Labeled box rows:
-*-
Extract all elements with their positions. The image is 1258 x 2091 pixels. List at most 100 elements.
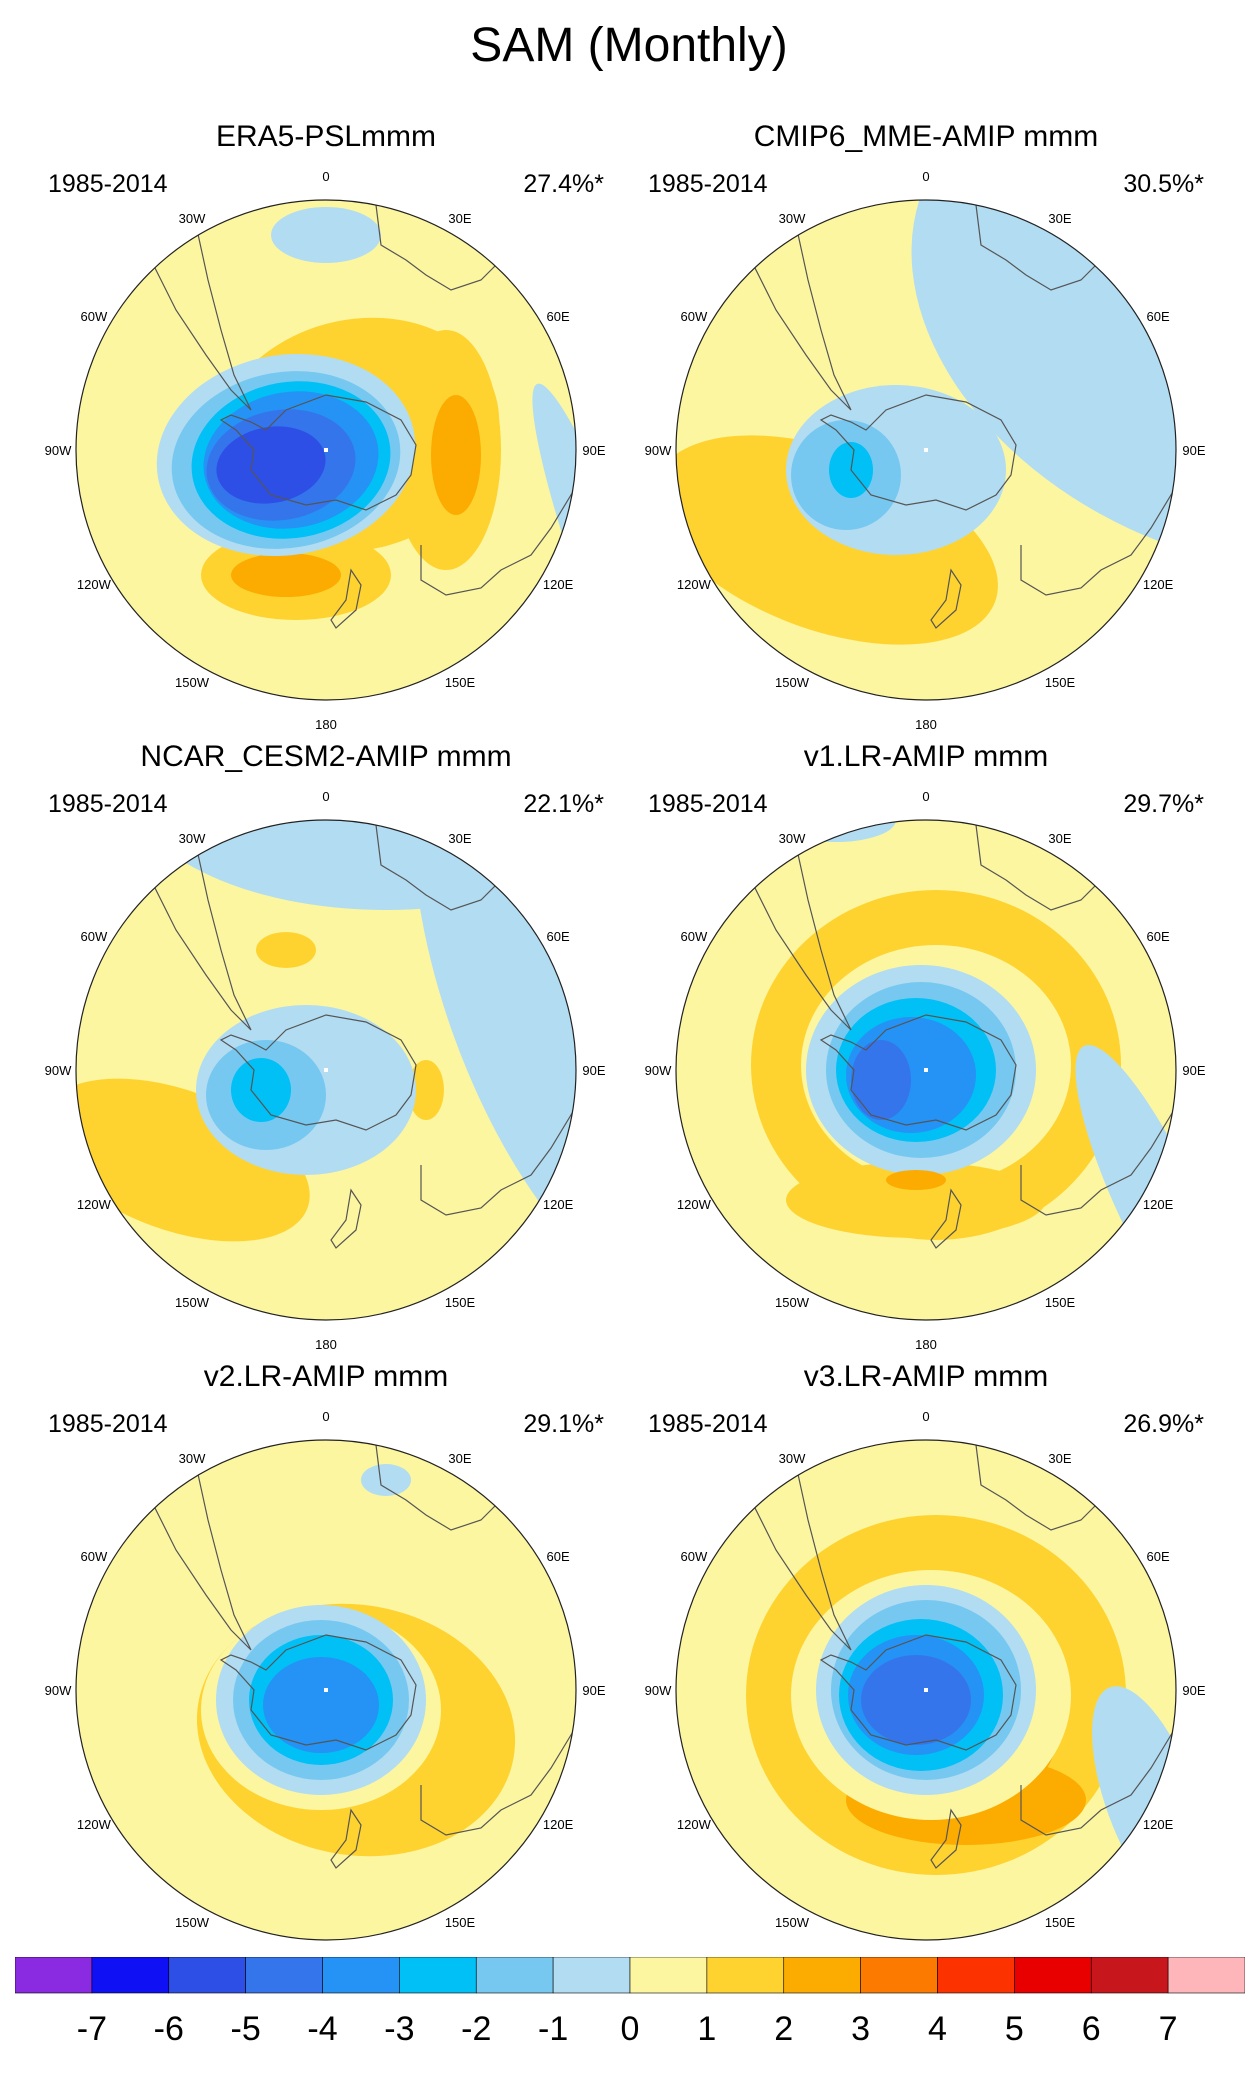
- longitude-label: 150W: [775, 675, 810, 690]
- coastline: [735, 1464, 852, 1651]
- panel-title: ERA5-PSLmmm: [215, 120, 437, 153]
- longitude-label: 90W: [645, 1683, 672, 1698]
- colorbar-tick-label: -4: [307, 2010, 338, 2048]
- longitude-label: 150E: [1045, 675, 1076, 690]
- coastline: [819, 1634, 1017, 1751]
- colorbar-swatch: [1014, 1957, 1092, 1994]
- panel-period: 1985-2014: [48, 790, 168, 818]
- longitude-label: 90E: [582, 1683, 605, 1698]
- longitude-label: 60E: [547, 309, 570, 324]
- coastlines: [135, 824, 575, 1249]
- longitude-label: 120W: [77, 1197, 112, 1212]
- longitude-label: 90W: [45, 1063, 72, 1078]
- polar-map: 0 30E 60E 90E 120E 150E 180 150W 120W 90W 60W 30W: [645, 169, 1206, 732]
- panel-period: 1985-2014: [48, 1410, 168, 1438]
- longitude-label: 30E: [1048, 211, 1071, 226]
- colorbar-tick-label: 6: [1081, 2010, 1101, 2048]
- pole-marker: [924, 448, 928, 452]
- longitude-label: 60E: [1147, 1549, 1170, 1564]
- longitude-label: 60E: [1147, 309, 1170, 324]
- coastlines: [735, 1444, 1175, 1869]
- colorbar-labels: -7 -6 -5 -4 -3 -2 -1 0 1 2 3 4 5 6 7: [15, 2010, 1245, 2060]
- longitude-label: 150W: [175, 1915, 210, 1930]
- contour-fill: [676, 1440, 1176, 1940]
- longitude-label: 0: [922, 1409, 929, 1424]
- longitude-label: 30W: [779, 211, 806, 226]
- longitude-label: 180: [915, 717, 937, 732]
- colorbar-swatch: [629, 1957, 708, 1994]
- longitude-label: 90W: [645, 1063, 672, 1078]
- colorbar-swatch: [475, 1957, 554, 1994]
- longitude-label: 90E: [1182, 1683, 1205, 1698]
- longitude-label: 30W: [779, 831, 806, 846]
- panel-variance: 26.9%*: [1123, 1410, 1204, 1438]
- panel-period: 1985-2014: [648, 790, 768, 818]
- coastlines: [735, 204, 1175, 629]
- longitude-label: 180: [315, 1337, 337, 1352]
- colorbar-tick-label: -6: [153, 2010, 184, 2048]
- longitude-label: 150W: [775, 1295, 810, 1310]
- coastline: [1020, 1109, 1175, 1216]
- coastline: [135, 1464, 252, 1651]
- contour-fill: [76, 820, 576, 1320]
- longitude-label: 90W: [45, 443, 72, 458]
- coastlines: [735, 824, 1175, 1249]
- contour-region: [361, 1464, 411, 1496]
- longitude-label: 150W: [775, 1915, 810, 1930]
- colorbar-tick-label: 2: [774, 2010, 794, 2048]
- colorbar-tick-label: -3: [384, 2010, 415, 2048]
- longitude-label: 0: [322, 789, 329, 804]
- longitude-label: 150E: [445, 675, 476, 690]
- pole-marker: [324, 448, 328, 452]
- colorbar-swatch: [168, 1957, 246, 1994]
- longitude-label: 60W: [681, 309, 708, 324]
- colorbar-tick-label: -7: [76, 2010, 107, 2048]
- longitude-label: 180: [315, 717, 337, 732]
- coastline: [819, 394, 1017, 511]
- colorbar-tick-label: 7: [1158, 2010, 1178, 2048]
- panel-title: v1.LR-AMIP mmm: [803, 740, 1049, 773]
- longitude-label: 90E: [582, 443, 605, 458]
- longitude-label: 30W: [179, 1451, 206, 1466]
- longitude-label: 0: [922, 169, 929, 184]
- longitude-label: 120E: [1143, 1197, 1174, 1212]
- panel-title: v3.LR-AMIP mmm: [803, 1360, 1049, 1393]
- map-panel-cmip6: CMIP6_MME-AMIP mmm 1985-2014 30.5%* 0 30E…: [626, 120, 1226, 740]
- longitude-label: 90E: [582, 1063, 605, 1078]
- contour-region: [271, 207, 381, 263]
- coastlines: [135, 204, 575, 629]
- map-border: [75, 199, 577, 701]
- longitude-label: 30E: [448, 1451, 471, 1466]
- panel-period: 1985-2014: [648, 170, 768, 198]
- panel-variance: 27.4%*: [523, 170, 604, 198]
- colorbar-swatch: [552, 1957, 631, 1994]
- colorbar-tick-label: 1: [697, 2010, 717, 2048]
- contour-region: [911, 200, 1176, 571]
- colorbar-tick-label: 3: [851, 2010, 871, 2048]
- longitude-label: 90W: [45, 1683, 72, 1698]
- longitude-label: 120W: [77, 577, 112, 592]
- colorbar-swatch: [783, 1957, 861, 1994]
- colorbar-swatch: [399, 1957, 477, 1994]
- longitude-label: 30E: [448, 211, 471, 226]
- longitude-label: 60E: [547, 1549, 570, 1564]
- coastline: [330, 1808, 362, 1869]
- map-border: [75, 819, 577, 1321]
- map-panel-v2: v2.LR-AMIP mmm 1985-2014 29.1%* 0 30E 60E 9…: [26, 1360, 626, 1980]
- coastline: [930, 568, 962, 629]
- colorbar-tick-label: -2: [461, 2010, 492, 2048]
- colorbar: [15, 1957, 1245, 1994]
- contour-fill: [76, 1440, 576, 1940]
- longitude-label: 30W: [179, 211, 206, 226]
- coastlines: [135, 1444, 575, 1869]
- longitude-label: 120W: [77, 1817, 112, 1832]
- coastline: [930, 1808, 962, 1869]
- longitude-label: 90E: [1182, 443, 1205, 458]
- colorbar-swatch: [1167, 1957, 1245, 1994]
- pole-marker: [324, 1068, 328, 1072]
- longitude-label: 120W: [677, 1817, 712, 1832]
- map-panel-era5: ERA5-PSLmmm 1985-2014 27.4%* 0 30E 60E 90E 1…: [26, 120, 626, 740]
- contour-fill: [676, 820, 1176, 1320]
- map-border: [675, 199, 1177, 701]
- contour-region: [263, 1657, 379, 1753]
-*-
To be done: Reproduce every line of the rows above without any change, leaving out the pictures.

Written answer:
Extract all elements with their positions. The image is 1258 x 2091 pixels. List at most 100 elements.
- longitude-label: 150W: [775, 675, 810, 690]
- coastline: [735, 1464, 852, 1651]
- panel-title: ERA5-PSLmmm: [215, 120, 437, 153]
- longitude-label: 90W: [645, 1683, 672, 1698]
- colorbar-tick-label: -4: [307, 2010, 338, 2048]
- longitude-label: 150E: [1045, 675, 1076, 690]
- coastline: [819, 1634, 1017, 1751]
- colorbar-swatch: [1014, 1957, 1092, 1994]
- panel-period: 1985-2014: [48, 790, 168, 818]
- longitude-label: 90E: [582, 1683, 605, 1698]
- longitude-label: 60E: [547, 309, 570, 324]
- coastlines: [135, 824, 575, 1249]
- longitude-label: 120W: [77, 1197, 112, 1212]
- longitude-label: 90W: [45, 1063, 72, 1078]
- polar-map: 0 30E 60E 90E 120E 150E 180 150W 120W 90W 60W 30W: [645, 169, 1206, 732]
- panel-period: 1985-2014: [48, 1410, 168, 1438]
- longitude-label: 30E: [1048, 211, 1071, 226]
- colorbar-tick-label: 6: [1081, 2010, 1101, 2048]
- pole-marker: [924, 448, 928, 452]
- longitude-label: 60E: [1147, 1549, 1170, 1564]
- longitude-label: 60E: [1147, 309, 1170, 324]
- coastlines: [735, 1444, 1175, 1869]
- colorbar-labels: -7 -6 -5 -4 -3 -2 -1 0 1 2 3 4 5 6 7: [15, 2010, 1245, 2060]
- longitude-label: 150W: [175, 1915, 210, 1930]
- contour-fill: [676, 1440, 1176, 1940]
- longitude-label: 0: [922, 1409, 929, 1424]
- longitude-label: 30W: [779, 211, 806, 226]
- longitude-label: 180: [915, 717, 937, 732]
- colorbar-swatch: [629, 1957, 708, 1994]
- longitude-label: 90W: [645, 1063, 672, 1078]
- colorbar-swatch: [475, 1957, 554, 1994]
- longitude-label: 90E: [1182, 1683, 1205, 1698]
- longitude-label: 30W: [779, 831, 806, 846]
- panel-variance: 26.9%*: [1123, 1410, 1204, 1438]
- panel-period: 1985-2014: [648, 790, 768, 818]
- coastlines: [735, 204, 1175, 629]
- longitude-label: 180: [315, 1337, 337, 1352]
- colorbar-tick-label: -6: [153, 2010, 184, 2048]
- longitude-label: 150W: [775, 1295, 810, 1310]
- coastline: [1020, 1109, 1175, 1216]
- coastline: [135, 1464, 252, 1651]
- contour-fill: [76, 820, 576, 1320]
- longitude-label: 90W: [45, 443, 72, 458]
- coastlines: [735, 824, 1175, 1249]
- contour-region: [361, 1464, 411, 1496]
- longitude-label: 150W: [775, 1915, 810, 1930]
- colorbar-tick-label: 2: [774, 2010, 794, 2048]
- colorbar-tick-label: -3: [384, 2010, 415, 2048]
- longitude-label: 0: [322, 789, 329, 804]
- longitude-label: 150E: [445, 675, 476, 690]
- pole-marker: [324, 448, 328, 452]
- colorbar-swatch: [168, 1957, 246, 1994]
- longitude-label: 60W: [681, 309, 708, 324]
- colorbar-tick-label: -7: [76, 2010, 107, 2048]
- longitude-label: 180: [315, 717, 337, 732]
- coastline: [819, 394, 1017, 511]
- colorbar-tick-label: 7: [1158, 2010, 1178, 2048]
- panel-title: v1.LR-AMIP mmm: [803, 740, 1049, 773]
- longitude-label: 90E: [582, 443, 605, 458]
- longitude-label: 30W: [179, 1451, 206, 1466]
- longitude-label: 0: [922, 169, 929, 184]
- longitude-label: 120E: [1143, 1197, 1174, 1212]
- panel-title: v3.LR-AMIP mmm: [803, 1360, 1049, 1393]
- map-panel-cmip6: CMIP6_MME-AMIP mmm 1985-2014 30.5%* 0 30E…: [626, 120, 1226, 740]
- longitude-label: 90E: [582, 1063, 605, 1078]
- contour-region: [271, 207, 381, 263]
- coastlines: [135, 204, 575, 629]
- map-border: [75, 199, 577, 701]
- longitude-label: 30E: [448, 1451, 471, 1466]
- panel-period: 1985-2014: [648, 170, 768, 198]
- panel-variance: 27.4%*: [523, 170, 604, 198]
- colorbar-swatch: [552, 1957, 631, 1994]
- colorbar-tick-label: 1: [697, 2010, 717, 2048]
- contour-region: [911, 200, 1176, 571]
- colorbar-tick-label: 3: [851, 2010, 871, 2048]
- longitude-label: 90W: [45, 1683, 72, 1698]
- longitude-label: 120W: [77, 577, 112, 592]
- colorbar-swatch: [783, 1957, 861, 1994]
- colorbar-swatch: [399, 1957, 477, 1994]
- longitude-label: 30E: [448, 211, 471, 226]
- longitude-label: 60E: [547, 1549, 570, 1564]
- coastline: [330, 1808, 362, 1869]
- map-border: [75, 819, 577, 1321]
- map-panel-v2: v2.LR-AMIP mmm 1985-2014 29.1%* 0 30E 60E 9…: [26, 1360, 626, 1980]
- coastline: [930, 568, 962, 629]
- colorbar-tick-label: -2: [461, 2010, 492, 2048]
- colorbar: [15, 1957, 1245, 1994]
- contour-fill: [76, 1440, 576, 1940]
- longitude-label: 30W: [179, 211, 206, 226]
- coastlines: [135, 1444, 575, 1869]
- longitude-label: 120W: [77, 1817, 112, 1832]
- coastline: [930, 1808, 962, 1869]
- longitude-label: 90E: [1182, 443, 1205, 458]
- colorbar-swatch: [1167, 1957, 1245, 1994]
- pole-marker: [324, 1068, 328, 1072]
- longitude-label: 120W: [677, 1817, 712, 1832]
- map-panel-era5: ERA5-PSLmmm 1985-2014 27.4%* 0 30E 60E 90E 1…: [26, 120, 626, 740]
- contour-fill: [676, 820, 1176, 1320]
- map-border: [675, 199, 1177, 701]
- contour-region: [263, 1657, 379, 1753]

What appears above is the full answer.